--- REQUIREMENT ---
Leave out the pictures and repeat everything else in the records exactly.

□ □ □ □ □ □ □

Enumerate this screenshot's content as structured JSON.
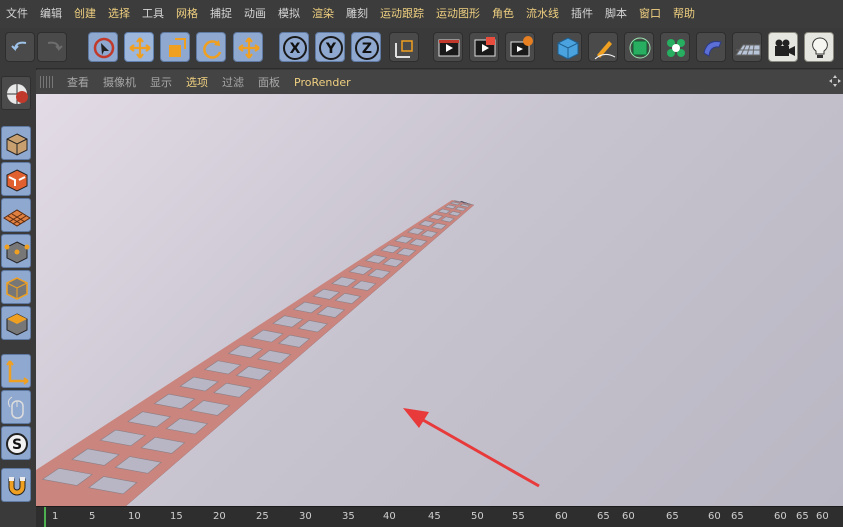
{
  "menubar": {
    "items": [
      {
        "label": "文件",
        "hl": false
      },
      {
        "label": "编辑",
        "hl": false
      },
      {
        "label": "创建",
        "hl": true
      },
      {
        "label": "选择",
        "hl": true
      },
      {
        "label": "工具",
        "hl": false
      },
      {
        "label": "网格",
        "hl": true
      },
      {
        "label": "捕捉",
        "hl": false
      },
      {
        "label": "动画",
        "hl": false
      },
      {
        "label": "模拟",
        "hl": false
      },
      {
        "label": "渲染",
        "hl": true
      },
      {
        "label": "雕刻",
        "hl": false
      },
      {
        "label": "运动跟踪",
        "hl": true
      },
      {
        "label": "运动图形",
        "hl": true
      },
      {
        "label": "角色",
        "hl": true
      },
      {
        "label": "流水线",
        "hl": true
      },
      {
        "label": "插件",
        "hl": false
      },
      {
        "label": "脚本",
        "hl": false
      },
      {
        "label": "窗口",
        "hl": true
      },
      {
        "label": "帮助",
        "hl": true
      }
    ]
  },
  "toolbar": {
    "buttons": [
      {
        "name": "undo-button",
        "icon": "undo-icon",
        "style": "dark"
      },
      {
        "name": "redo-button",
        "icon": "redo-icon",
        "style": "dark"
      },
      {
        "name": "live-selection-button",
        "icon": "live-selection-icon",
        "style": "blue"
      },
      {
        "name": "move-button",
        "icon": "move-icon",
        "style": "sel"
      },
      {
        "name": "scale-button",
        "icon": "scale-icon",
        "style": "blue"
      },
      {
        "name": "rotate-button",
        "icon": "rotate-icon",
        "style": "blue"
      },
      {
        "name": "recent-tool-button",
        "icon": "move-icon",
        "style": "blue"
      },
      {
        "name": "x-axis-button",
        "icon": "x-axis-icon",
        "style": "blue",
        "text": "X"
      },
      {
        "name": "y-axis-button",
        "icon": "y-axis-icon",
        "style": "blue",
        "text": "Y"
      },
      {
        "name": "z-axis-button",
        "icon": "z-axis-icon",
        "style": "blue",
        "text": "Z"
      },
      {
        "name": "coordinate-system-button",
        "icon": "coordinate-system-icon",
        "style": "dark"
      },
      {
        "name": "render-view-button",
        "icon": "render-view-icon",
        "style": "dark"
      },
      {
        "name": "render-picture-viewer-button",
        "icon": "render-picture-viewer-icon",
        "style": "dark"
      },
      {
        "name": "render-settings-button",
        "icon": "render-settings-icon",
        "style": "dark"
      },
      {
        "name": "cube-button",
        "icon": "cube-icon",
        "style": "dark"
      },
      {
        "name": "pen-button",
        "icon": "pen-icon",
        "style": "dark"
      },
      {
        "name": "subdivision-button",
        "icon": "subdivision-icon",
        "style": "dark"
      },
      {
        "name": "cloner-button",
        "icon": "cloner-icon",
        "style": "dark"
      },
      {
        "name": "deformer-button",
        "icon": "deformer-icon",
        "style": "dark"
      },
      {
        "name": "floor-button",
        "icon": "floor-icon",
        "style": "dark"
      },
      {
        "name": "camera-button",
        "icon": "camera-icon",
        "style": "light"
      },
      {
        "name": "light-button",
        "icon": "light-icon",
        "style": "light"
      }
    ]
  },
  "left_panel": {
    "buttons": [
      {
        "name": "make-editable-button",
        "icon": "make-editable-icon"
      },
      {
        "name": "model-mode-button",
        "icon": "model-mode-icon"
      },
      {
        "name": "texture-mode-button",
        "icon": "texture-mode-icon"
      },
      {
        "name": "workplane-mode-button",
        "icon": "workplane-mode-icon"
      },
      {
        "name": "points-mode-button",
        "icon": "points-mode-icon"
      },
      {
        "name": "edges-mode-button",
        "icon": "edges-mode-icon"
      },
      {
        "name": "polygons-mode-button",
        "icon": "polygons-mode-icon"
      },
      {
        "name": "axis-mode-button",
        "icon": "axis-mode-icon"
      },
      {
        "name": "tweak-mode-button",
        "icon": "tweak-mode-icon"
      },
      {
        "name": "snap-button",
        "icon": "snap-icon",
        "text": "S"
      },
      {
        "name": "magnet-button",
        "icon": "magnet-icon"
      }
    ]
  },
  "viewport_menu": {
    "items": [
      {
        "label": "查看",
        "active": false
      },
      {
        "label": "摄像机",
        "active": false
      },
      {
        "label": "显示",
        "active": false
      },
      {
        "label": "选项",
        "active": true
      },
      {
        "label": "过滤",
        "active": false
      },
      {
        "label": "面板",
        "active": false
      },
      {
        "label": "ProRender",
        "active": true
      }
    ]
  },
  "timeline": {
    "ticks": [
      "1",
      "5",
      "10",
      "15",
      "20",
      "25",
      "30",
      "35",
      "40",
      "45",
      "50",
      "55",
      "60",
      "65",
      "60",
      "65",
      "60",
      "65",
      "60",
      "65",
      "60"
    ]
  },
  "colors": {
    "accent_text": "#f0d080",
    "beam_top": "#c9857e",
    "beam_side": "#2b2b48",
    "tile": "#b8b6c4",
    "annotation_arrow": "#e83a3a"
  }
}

□ □ □ □ □ □ □

--- RESULT OF THIS EXERCISE ---
Enumerate this screenshot's content as structured JSON.
{
  "menubar": {
    "items": [
      {
        "label": "文件",
        "hl": false
      },
      {
        "label": "编辑",
        "hl": false
      },
      {
        "label": "创建",
        "hl": true
      },
      {
        "label": "选择",
        "hl": true
      },
      {
        "label": "工具",
        "hl": false
      },
      {
        "label": "网格",
        "hl": true
      },
      {
        "label": "捕捉",
        "hl": false
      },
      {
        "label": "动画",
        "hl": false
      },
      {
        "label": "模拟",
        "hl": false
      },
      {
        "label": "渲染",
        "hl": true
      },
      {
        "label": "雕刻",
        "hl": false
      },
      {
        "label": "运动跟踪",
        "hl": true
      },
      {
        "label": "运动图形",
        "hl": true
      },
      {
        "label": "角色",
        "hl": true
      },
      {
        "label": "流水线",
        "hl": true
      },
      {
        "label": "插件",
        "hl": false
      },
      {
        "label": "脚本",
        "hl": false
      },
      {
        "label": "窗口",
        "hl": true
      },
      {
        "label": "帮助",
        "hl": true
      }
    ]
  },
  "toolbar": {
    "buttons": [
      {
        "name": "undo-button",
        "icon": "undo-icon",
        "style": "dark"
      },
      {
        "name": "redo-button",
        "icon": "redo-icon",
        "style": "dark"
      },
      {
        "name": "live-selection-button",
        "icon": "live-selection-icon",
        "style": "blue"
      },
      {
        "name": "move-button",
        "icon": "move-icon",
        "style": "sel"
      },
      {
        "name": "scale-button",
        "icon": "scale-icon",
        "style": "blue"
      },
      {
        "name": "rotate-button",
        "icon": "rotate-icon",
        "style": "blue"
      },
      {
        "name": "recent-tool-button",
        "icon": "move-icon",
        "style": "blue"
      },
      {
        "name": "x-axis-button",
        "icon": "x-axis-icon",
        "style": "blue",
        "text": "X"
      },
      {
        "name": "y-axis-button",
        "icon": "y-axis-icon",
        "style": "blue",
        "text": "Y"
      },
      {
        "name": "z-axis-button",
        "icon": "z-axis-icon",
        "style": "blue",
        "text": "Z"
      },
      {
        "name": "coordinate-system-button",
        "icon": "coordinate-system-icon",
        "style": "dark"
      },
      {
        "name": "render-view-button",
        "icon": "render-view-icon",
        "style": "dark"
      },
      {
        "name": "render-picture-viewer-button",
        "icon": "render-picture-viewer-icon",
        "style": "dark"
      },
      {
        "name": "render-settings-button",
        "icon": "render-settings-icon",
        "style": "dark"
      },
      {
        "name": "cube-button",
        "icon": "cube-icon",
        "style": "dark"
      },
      {
        "name": "pen-button",
        "icon": "pen-icon",
        "style": "dark"
      },
      {
        "name": "subdivision-button",
        "icon": "subdivision-icon",
        "style": "dark"
      },
      {
        "name": "cloner-button",
        "icon": "cloner-icon",
        "style": "dark"
      },
      {
        "name": "deformer-button",
        "icon": "deformer-icon",
        "style": "dark"
      },
      {
        "name": "floor-button",
        "icon": "floor-icon",
        "style": "dark"
      },
      {
        "name": "camera-button",
        "icon": "camera-icon",
        "style": "light"
      },
      {
        "name": "light-button",
        "icon": "light-icon",
        "style": "light"
      }
    ]
  },
  "left_panel": {
    "buttons": [
      {
        "name": "make-editable-button",
        "icon": "make-editable-icon"
      },
      {
        "name": "model-mode-button",
        "icon": "model-mode-icon"
      },
      {
        "name": "texture-mode-button",
        "icon": "texture-mode-icon"
      },
      {
        "name": "workplane-mode-button",
        "icon": "workplane-mode-icon"
      },
      {
        "name": "points-mode-button",
        "icon": "points-mode-icon"
      },
      {
        "name": "edges-mode-button",
        "icon": "edges-mode-icon"
      },
      {
        "name": "polygons-mode-button",
        "icon": "polygons-mode-icon"
      },
      {
        "name": "axis-mode-button",
        "icon": "axis-mode-icon"
      },
      {
        "name": "tweak-mode-button",
        "icon": "tweak-mode-icon"
      },
      {
        "name": "snap-button",
        "icon": "snap-icon",
        "text": "S"
      },
      {
        "name": "magnet-button",
        "icon": "magnet-icon"
      }
    ]
  },
  "viewport_menu": {
    "items": [
      {
        "label": "查看",
        "active": false
      },
      {
        "label": "摄像机",
        "active": false
      },
      {
        "label": "显示",
        "active": false
      },
      {
        "label": "选项",
        "active": true
      },
      {
        "label": "过滤",
        "active": false
      },
      {
        "label": "面板",
        "active": false
      },
      {
        "label": "ProRender",
        "active": true
      }
    ]
  },
  "timeline": {
    "ticks": [
      "1",
      "5",
      "10",
      "15",
      "20",
      "25",
      "30",
      "35",
      "40",
      "45",
      "50",
      "55",
      "60",
      "65",
      "60",
      "65",
      "60",
      "65",
      "60",
      "65",
      "60"
    ]
  },
  "colors": {
    "accent_text": "#f0d080",
    "beam_top": "#c9857e",
    "beam_side": "#2b2b48",
    "tile": "#b8b6c4",
    "annotation_arrow": "#e83a3a"
  }
}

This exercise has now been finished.